WHAT THIS TASK INVOLVES ▸
Check each line of the entries below for the string "value"; copy every line where it appears.

INPUT FOR THIS TASK ▸
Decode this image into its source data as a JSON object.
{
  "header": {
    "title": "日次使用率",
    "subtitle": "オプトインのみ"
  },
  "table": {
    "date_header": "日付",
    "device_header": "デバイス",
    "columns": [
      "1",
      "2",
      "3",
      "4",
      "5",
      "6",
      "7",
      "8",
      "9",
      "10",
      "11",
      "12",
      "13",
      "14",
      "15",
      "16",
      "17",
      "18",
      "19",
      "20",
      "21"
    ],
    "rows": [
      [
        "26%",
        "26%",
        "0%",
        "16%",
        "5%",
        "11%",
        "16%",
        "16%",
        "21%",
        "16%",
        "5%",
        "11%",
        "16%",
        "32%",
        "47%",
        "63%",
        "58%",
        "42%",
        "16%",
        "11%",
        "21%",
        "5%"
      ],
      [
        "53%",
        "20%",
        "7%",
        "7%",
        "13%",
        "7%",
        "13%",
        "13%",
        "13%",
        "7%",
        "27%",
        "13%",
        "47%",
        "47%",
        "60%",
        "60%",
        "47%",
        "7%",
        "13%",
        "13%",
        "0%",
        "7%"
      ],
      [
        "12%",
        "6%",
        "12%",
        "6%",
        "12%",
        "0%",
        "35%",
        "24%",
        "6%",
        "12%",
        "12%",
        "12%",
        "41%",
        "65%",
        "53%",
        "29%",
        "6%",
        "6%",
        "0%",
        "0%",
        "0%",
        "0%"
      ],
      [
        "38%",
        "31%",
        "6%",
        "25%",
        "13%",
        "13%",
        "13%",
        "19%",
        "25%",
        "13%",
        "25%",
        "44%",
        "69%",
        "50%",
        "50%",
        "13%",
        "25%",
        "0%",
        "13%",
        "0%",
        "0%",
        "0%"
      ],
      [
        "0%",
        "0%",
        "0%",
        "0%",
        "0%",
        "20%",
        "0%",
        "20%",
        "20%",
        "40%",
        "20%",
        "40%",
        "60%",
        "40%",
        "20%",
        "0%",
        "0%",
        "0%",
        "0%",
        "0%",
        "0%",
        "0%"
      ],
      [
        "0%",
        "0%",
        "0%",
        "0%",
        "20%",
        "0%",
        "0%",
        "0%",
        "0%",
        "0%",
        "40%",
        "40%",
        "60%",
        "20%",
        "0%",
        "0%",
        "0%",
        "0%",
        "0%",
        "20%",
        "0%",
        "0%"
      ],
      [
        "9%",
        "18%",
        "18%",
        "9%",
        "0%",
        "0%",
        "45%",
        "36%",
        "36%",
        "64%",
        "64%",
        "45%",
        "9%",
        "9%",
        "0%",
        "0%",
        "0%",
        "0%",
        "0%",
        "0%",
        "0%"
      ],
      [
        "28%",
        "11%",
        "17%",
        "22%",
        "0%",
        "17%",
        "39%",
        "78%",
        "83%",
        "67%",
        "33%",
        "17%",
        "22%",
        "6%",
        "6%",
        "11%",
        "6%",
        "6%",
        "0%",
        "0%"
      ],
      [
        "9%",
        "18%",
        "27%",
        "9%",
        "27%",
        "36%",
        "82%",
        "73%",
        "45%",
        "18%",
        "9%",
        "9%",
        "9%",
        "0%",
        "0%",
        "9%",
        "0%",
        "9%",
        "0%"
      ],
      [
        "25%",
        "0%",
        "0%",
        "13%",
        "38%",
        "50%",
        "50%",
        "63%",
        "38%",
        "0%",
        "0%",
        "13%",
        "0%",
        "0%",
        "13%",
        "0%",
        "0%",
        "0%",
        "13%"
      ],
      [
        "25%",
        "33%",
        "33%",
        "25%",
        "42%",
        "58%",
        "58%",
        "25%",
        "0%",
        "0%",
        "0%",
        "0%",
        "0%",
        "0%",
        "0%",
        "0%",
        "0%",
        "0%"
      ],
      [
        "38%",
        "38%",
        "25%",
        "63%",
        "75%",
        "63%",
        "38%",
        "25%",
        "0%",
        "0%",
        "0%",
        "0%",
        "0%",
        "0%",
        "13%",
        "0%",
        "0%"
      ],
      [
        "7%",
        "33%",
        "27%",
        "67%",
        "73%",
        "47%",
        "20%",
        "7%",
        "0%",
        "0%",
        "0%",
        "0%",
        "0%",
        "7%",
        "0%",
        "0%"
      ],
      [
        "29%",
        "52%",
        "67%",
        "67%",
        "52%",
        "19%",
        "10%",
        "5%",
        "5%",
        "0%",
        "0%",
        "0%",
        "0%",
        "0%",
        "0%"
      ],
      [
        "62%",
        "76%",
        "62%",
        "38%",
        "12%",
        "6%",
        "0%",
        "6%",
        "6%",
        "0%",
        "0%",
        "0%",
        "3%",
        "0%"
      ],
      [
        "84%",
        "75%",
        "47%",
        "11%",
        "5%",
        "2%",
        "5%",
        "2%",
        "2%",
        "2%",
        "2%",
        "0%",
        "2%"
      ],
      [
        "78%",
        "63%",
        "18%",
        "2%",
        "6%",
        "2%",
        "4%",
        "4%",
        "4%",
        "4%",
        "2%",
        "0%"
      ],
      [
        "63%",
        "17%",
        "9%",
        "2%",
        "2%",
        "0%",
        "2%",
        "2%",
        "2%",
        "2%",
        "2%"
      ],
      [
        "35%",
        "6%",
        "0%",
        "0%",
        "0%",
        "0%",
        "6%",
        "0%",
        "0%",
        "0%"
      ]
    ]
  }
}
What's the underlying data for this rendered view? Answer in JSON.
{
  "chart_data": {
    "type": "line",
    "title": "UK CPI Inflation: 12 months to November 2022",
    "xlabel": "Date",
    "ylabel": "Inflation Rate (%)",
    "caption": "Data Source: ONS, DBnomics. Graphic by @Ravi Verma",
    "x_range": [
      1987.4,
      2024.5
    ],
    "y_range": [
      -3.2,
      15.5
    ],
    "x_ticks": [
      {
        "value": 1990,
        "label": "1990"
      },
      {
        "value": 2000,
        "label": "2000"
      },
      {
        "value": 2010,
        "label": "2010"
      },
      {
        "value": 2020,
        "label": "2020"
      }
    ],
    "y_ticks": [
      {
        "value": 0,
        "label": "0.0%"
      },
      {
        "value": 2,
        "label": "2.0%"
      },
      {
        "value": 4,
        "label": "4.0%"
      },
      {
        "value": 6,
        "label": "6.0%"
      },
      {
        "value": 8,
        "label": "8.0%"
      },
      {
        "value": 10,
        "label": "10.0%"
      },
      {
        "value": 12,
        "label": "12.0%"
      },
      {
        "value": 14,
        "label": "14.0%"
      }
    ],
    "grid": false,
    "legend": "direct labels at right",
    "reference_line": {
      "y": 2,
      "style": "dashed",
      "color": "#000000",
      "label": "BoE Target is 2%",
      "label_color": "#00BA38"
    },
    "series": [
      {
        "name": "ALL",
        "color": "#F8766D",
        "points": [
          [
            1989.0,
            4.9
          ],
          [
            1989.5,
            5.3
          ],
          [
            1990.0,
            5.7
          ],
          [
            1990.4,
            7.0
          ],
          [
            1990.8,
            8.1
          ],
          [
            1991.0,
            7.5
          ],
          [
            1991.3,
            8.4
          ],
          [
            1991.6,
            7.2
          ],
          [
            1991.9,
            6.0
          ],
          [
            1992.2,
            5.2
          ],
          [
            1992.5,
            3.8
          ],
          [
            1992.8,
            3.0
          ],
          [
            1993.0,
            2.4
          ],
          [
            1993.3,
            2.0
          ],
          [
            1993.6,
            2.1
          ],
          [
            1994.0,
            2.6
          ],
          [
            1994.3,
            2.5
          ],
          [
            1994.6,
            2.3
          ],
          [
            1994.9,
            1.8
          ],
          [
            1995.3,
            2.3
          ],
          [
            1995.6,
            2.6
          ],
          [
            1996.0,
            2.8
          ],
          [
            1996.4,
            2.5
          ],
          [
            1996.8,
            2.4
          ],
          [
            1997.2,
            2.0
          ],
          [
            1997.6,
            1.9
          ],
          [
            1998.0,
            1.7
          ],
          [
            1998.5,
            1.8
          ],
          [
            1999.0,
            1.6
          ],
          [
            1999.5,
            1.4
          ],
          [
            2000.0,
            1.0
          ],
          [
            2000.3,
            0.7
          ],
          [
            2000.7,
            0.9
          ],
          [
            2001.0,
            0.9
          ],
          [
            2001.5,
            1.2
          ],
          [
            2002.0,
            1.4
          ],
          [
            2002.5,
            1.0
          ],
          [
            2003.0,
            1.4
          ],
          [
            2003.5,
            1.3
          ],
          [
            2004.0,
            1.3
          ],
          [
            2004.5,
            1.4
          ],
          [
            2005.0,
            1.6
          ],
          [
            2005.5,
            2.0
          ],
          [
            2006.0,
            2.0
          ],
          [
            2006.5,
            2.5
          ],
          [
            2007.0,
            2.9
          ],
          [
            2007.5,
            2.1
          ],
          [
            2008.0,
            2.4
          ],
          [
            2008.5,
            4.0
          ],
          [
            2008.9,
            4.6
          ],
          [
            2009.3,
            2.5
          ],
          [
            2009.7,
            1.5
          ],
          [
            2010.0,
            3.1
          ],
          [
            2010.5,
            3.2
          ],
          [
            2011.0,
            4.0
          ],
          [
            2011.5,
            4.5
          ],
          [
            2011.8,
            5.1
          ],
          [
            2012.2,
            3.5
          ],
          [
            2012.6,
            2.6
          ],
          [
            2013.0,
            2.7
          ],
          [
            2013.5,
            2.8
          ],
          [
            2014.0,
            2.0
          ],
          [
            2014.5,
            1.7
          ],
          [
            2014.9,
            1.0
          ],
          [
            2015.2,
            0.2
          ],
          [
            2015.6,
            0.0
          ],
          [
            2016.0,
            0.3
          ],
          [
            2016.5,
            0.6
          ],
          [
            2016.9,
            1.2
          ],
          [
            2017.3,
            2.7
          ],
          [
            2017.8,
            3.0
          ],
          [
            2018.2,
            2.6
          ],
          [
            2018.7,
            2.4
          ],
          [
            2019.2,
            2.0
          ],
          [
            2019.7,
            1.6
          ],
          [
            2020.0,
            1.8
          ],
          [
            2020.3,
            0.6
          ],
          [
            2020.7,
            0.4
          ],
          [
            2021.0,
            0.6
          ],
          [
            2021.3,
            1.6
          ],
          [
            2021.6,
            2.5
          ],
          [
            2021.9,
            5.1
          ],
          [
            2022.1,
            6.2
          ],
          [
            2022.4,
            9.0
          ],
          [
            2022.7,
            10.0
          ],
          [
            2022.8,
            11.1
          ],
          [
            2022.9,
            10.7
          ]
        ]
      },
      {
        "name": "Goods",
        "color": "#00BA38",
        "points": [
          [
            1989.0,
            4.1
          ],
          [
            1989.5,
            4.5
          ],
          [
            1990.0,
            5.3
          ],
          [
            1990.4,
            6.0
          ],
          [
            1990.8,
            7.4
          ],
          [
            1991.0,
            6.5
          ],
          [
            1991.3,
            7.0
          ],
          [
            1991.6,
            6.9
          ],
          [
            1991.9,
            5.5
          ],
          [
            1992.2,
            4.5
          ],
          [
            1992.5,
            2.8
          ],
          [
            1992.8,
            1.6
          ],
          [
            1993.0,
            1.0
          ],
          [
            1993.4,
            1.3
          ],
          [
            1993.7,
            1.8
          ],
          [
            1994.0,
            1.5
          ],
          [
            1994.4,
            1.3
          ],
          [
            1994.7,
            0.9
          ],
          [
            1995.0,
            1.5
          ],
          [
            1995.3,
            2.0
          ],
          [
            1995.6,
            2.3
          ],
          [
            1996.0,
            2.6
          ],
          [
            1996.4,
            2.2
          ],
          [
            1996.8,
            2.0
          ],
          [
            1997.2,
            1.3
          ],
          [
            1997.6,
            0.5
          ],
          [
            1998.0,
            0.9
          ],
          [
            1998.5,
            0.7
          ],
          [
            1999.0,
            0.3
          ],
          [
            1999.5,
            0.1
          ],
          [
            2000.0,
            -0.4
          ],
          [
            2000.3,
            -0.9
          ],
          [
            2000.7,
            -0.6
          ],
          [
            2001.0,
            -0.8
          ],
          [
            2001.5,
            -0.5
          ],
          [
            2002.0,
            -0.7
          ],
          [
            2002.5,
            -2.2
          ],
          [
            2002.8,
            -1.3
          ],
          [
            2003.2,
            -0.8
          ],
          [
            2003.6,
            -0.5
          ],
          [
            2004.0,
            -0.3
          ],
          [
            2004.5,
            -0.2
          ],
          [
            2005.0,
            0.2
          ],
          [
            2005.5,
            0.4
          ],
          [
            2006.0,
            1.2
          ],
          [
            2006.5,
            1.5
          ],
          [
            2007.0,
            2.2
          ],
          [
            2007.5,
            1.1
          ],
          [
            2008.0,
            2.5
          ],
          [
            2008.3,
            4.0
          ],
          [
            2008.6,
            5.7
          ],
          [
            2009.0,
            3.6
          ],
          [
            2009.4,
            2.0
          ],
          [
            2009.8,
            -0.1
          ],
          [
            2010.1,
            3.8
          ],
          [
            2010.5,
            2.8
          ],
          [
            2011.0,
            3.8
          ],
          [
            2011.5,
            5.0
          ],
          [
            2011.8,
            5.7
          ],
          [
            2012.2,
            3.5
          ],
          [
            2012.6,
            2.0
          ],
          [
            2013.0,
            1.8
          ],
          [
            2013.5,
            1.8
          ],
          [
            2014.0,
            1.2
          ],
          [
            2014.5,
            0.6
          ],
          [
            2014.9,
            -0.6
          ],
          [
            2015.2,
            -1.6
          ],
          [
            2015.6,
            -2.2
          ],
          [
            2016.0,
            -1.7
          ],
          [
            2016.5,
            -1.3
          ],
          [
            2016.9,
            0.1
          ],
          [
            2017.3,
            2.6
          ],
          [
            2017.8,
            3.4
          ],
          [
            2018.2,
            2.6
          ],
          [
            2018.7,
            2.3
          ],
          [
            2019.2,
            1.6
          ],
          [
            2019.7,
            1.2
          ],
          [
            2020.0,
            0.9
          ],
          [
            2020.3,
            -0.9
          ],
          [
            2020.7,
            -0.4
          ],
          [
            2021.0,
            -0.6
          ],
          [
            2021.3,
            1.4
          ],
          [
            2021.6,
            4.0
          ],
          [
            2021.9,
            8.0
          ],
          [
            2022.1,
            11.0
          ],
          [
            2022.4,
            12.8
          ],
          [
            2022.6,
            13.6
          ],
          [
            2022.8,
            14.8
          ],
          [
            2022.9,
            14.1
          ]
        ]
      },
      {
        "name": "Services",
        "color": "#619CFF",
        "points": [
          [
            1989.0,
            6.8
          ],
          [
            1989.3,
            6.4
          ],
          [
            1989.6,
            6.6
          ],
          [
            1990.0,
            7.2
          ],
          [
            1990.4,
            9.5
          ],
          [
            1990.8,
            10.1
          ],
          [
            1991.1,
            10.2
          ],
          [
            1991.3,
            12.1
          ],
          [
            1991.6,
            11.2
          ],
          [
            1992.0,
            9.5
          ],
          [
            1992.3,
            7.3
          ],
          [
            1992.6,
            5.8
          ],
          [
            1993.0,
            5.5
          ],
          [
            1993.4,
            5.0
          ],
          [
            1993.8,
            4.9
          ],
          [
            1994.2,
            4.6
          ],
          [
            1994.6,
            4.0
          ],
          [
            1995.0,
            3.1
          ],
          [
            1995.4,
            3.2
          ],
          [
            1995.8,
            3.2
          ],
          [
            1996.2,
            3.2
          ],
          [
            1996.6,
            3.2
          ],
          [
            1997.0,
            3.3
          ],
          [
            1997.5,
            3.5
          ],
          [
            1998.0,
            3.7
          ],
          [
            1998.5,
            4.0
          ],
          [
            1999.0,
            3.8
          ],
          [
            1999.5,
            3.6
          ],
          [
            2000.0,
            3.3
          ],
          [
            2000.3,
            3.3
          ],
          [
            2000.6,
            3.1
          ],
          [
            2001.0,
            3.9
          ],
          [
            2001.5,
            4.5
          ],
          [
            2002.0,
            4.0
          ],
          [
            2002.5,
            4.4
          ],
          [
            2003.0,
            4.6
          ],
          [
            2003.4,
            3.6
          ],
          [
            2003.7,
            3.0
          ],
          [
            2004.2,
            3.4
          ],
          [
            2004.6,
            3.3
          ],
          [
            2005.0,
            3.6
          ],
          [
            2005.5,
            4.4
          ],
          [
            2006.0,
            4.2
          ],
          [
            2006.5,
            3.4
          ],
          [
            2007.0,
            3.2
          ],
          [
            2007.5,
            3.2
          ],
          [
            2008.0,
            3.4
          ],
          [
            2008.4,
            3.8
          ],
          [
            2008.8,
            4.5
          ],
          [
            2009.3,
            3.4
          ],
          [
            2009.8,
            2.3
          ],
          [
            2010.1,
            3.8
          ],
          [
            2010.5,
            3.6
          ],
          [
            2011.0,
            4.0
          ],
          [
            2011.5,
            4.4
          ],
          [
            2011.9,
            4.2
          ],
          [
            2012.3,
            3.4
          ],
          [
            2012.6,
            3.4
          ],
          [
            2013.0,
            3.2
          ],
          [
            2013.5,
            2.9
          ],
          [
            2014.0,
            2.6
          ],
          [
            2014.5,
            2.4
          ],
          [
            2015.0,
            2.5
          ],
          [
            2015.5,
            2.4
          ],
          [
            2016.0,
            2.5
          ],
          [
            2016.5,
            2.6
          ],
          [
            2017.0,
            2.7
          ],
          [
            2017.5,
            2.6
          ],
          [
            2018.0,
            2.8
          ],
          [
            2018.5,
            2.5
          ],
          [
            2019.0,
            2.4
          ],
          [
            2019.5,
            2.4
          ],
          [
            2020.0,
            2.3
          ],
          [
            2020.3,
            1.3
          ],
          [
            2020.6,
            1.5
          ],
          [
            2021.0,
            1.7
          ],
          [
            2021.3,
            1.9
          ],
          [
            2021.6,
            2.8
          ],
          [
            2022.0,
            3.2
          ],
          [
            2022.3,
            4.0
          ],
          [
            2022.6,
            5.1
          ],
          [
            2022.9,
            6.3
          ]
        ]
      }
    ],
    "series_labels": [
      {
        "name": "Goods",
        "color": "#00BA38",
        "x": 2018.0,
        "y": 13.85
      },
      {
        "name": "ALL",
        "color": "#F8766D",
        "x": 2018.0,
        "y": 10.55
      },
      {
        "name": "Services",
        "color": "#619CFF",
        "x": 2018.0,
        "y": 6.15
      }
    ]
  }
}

RESPONSE ▸
        "value": 1990,
        "value": 2000,
        "value": 2010,
        "value": 2020,
        "value": 0,
        "value": 2,
        "value": 4,
        "value": 6,
        "value": 8,
        "value": 10,
        "value": 12,
        "value": 14,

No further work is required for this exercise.